### Work to be completed
Look through the entries below and count the lines with the word "Dates" in them; give only the number.

Collection entries
= = = = = = =
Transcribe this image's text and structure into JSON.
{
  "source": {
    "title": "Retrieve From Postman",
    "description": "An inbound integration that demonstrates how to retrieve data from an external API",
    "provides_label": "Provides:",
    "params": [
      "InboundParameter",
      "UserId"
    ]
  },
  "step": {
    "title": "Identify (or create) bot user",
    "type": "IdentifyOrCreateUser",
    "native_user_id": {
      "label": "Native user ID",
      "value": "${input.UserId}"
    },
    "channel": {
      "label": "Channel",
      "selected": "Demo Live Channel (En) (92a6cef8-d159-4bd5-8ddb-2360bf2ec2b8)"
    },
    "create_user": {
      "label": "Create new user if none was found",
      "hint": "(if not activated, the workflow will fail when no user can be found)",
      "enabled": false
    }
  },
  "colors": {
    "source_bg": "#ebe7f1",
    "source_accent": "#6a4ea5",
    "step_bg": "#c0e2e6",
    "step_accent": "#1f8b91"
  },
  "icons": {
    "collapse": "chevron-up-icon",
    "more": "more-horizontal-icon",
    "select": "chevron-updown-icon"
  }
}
= = = = = = =
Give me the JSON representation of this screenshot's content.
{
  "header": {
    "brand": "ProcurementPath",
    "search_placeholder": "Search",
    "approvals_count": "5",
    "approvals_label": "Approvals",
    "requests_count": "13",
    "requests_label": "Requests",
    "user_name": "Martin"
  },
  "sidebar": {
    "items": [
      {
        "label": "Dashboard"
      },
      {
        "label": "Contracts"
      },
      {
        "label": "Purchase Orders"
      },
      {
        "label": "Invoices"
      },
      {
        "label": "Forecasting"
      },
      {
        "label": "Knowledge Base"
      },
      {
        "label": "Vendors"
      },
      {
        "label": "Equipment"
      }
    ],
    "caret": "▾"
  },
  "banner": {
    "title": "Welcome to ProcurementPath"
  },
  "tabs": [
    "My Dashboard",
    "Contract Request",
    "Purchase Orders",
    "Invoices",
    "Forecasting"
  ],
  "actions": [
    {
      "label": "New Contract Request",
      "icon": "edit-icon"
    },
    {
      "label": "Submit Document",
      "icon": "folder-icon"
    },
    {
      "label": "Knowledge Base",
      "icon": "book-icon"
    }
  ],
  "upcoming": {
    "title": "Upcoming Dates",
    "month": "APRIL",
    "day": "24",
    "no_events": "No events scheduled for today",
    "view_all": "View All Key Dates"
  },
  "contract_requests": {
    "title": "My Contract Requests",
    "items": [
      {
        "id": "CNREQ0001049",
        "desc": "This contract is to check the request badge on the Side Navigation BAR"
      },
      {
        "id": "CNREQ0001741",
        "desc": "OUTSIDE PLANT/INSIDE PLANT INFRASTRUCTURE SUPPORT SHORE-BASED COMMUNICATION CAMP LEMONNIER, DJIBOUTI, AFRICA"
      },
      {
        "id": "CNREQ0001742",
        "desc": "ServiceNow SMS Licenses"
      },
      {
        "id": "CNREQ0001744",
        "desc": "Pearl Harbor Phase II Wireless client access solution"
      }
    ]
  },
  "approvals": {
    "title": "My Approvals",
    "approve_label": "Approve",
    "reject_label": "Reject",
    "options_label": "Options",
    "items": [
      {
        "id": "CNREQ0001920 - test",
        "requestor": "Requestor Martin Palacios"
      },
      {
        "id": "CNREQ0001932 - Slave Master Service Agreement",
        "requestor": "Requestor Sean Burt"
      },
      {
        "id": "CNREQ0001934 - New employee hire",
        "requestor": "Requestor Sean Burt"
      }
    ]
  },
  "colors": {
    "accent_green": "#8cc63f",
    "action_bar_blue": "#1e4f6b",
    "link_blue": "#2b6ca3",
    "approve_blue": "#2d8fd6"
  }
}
= = = = = = =
### The response
2